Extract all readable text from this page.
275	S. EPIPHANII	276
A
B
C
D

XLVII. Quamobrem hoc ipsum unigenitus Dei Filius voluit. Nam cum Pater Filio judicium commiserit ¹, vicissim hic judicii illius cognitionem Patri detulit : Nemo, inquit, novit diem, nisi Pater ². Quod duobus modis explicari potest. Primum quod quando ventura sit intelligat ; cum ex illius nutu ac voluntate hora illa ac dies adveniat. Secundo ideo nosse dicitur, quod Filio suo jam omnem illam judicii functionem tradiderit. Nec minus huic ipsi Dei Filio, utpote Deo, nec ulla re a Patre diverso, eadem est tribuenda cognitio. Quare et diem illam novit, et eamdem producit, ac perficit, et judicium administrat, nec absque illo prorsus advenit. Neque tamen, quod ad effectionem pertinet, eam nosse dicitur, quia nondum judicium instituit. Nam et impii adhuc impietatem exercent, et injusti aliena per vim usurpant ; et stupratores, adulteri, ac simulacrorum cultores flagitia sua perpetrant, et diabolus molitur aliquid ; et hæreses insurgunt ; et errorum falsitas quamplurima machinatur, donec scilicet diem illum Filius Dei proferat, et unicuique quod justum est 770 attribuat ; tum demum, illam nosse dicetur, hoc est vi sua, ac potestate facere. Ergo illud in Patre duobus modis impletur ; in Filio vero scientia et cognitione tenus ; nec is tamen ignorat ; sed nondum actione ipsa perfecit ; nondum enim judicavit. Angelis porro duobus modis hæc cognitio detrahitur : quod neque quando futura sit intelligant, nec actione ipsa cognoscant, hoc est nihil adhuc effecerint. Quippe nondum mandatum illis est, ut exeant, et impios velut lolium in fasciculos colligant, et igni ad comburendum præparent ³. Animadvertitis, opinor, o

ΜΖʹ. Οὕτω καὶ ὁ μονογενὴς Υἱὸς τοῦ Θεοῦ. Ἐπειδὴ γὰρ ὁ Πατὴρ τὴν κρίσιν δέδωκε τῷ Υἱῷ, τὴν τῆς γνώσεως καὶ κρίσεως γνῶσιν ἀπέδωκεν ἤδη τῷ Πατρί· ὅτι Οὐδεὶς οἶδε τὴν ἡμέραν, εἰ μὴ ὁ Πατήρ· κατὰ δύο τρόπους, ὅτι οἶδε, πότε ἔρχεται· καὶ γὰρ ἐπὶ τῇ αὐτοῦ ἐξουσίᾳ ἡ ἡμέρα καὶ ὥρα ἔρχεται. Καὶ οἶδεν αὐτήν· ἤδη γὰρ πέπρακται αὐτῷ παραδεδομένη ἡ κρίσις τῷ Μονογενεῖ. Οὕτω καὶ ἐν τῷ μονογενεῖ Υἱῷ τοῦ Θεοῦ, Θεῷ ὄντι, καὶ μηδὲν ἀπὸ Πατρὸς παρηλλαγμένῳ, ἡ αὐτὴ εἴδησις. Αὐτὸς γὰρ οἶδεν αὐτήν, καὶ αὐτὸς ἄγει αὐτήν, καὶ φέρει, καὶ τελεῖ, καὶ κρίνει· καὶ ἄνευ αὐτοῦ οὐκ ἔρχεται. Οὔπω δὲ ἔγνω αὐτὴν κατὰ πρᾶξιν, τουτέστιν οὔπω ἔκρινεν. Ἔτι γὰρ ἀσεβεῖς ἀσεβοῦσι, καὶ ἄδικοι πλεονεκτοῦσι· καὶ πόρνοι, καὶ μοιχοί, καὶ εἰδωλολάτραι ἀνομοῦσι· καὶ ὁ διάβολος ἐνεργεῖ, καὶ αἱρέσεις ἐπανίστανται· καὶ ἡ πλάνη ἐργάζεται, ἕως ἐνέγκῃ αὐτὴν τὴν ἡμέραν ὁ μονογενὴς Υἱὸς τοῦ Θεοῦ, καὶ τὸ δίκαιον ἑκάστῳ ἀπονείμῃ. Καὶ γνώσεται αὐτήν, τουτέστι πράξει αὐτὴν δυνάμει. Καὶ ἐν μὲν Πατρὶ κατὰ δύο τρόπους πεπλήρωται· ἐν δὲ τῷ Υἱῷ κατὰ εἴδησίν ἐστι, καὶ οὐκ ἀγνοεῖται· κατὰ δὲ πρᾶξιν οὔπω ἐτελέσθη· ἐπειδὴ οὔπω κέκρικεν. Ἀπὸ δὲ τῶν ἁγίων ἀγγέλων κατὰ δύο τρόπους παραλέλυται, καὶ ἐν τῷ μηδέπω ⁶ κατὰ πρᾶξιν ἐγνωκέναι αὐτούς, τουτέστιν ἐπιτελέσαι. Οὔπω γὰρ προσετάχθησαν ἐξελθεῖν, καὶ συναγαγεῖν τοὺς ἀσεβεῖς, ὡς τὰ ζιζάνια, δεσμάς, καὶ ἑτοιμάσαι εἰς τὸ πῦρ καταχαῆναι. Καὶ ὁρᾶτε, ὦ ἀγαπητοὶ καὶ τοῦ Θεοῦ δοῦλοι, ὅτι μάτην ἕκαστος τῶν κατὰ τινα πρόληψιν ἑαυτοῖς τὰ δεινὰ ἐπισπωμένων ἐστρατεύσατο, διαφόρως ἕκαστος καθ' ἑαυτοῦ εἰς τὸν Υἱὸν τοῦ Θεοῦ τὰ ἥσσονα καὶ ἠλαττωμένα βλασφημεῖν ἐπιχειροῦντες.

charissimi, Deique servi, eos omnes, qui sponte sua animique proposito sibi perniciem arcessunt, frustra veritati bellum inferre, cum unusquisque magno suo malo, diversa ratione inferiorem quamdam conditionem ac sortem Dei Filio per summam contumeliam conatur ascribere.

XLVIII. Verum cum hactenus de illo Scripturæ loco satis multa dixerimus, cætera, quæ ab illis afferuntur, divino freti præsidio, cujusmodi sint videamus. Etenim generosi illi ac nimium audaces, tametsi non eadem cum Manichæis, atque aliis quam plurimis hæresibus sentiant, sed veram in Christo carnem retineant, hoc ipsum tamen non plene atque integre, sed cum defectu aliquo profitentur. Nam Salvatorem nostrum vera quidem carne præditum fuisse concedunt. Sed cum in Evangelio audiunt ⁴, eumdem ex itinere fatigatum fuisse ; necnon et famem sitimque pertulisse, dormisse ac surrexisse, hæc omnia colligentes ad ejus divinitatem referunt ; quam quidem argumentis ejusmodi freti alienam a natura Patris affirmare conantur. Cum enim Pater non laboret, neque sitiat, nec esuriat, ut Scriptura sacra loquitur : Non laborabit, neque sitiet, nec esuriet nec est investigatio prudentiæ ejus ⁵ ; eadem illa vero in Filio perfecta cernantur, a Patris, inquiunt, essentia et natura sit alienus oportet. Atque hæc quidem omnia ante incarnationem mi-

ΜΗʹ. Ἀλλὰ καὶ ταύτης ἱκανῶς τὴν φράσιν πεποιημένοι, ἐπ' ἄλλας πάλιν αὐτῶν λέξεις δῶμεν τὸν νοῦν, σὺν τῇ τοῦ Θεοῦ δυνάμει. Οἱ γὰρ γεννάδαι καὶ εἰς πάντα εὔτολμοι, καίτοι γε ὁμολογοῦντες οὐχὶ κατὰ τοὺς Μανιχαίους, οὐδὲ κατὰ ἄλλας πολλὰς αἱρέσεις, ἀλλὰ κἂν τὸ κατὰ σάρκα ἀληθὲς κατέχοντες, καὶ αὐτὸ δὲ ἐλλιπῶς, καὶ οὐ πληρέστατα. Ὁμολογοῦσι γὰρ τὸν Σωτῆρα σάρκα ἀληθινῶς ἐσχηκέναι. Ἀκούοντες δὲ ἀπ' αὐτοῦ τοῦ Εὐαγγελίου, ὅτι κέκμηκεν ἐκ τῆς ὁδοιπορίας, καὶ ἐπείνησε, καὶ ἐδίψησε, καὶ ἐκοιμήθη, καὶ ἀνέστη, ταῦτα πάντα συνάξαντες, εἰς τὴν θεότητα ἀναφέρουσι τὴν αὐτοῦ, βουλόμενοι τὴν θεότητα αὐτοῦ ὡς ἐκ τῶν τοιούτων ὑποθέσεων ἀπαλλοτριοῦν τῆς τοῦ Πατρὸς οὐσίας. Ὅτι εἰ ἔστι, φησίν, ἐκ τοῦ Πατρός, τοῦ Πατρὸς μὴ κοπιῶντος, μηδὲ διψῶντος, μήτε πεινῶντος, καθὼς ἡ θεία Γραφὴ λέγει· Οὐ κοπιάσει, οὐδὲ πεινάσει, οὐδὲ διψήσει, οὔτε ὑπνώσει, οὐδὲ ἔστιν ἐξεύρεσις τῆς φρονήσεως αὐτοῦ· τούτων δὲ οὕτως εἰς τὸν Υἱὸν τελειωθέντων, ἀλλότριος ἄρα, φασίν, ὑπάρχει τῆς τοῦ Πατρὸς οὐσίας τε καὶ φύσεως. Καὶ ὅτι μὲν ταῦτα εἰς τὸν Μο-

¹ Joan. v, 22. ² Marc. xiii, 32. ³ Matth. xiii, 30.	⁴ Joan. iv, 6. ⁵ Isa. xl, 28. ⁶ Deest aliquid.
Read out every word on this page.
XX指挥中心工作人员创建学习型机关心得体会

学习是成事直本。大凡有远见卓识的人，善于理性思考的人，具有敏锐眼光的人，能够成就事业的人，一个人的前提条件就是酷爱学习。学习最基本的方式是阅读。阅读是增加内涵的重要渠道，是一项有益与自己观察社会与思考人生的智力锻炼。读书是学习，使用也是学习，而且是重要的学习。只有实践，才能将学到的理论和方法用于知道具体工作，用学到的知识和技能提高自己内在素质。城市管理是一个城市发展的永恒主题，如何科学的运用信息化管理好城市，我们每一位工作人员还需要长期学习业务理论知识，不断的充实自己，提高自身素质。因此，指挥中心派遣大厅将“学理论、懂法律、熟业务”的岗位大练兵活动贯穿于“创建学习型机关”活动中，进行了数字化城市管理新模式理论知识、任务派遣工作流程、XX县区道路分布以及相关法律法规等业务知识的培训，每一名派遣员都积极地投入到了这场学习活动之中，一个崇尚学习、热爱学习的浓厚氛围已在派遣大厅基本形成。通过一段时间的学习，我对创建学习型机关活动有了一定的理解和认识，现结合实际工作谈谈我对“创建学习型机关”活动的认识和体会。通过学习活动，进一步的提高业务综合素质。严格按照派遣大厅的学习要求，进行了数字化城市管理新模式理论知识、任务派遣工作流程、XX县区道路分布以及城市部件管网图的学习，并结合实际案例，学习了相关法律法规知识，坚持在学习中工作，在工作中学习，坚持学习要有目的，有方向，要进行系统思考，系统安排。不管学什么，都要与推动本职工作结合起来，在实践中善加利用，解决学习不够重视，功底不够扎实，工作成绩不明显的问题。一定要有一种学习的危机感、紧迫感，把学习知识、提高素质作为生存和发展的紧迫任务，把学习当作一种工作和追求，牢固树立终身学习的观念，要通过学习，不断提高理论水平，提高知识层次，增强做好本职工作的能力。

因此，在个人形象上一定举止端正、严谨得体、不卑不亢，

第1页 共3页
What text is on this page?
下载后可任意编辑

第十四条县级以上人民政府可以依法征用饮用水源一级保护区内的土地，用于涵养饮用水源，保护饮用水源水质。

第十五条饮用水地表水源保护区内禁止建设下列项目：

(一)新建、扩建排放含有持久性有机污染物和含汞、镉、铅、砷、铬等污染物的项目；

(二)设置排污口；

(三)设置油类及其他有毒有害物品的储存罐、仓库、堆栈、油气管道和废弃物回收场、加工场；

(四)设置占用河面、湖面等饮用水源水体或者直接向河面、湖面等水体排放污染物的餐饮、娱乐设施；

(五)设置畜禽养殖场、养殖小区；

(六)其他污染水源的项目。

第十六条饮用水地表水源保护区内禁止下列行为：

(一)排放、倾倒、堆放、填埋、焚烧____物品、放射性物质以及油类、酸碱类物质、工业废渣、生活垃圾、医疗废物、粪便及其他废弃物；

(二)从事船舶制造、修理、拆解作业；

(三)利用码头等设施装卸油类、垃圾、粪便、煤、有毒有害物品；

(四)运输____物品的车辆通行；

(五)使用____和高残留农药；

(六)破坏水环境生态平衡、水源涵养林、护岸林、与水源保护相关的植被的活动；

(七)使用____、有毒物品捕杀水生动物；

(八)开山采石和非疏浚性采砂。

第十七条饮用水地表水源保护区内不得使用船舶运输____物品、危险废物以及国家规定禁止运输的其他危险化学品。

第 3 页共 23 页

THE PROBLEM: Copy each line holding the word "page" from the listing above.

PROBLEM SOLUTION:
Extract all readable text from this page.
Read out every word on this page.
What text is on this page?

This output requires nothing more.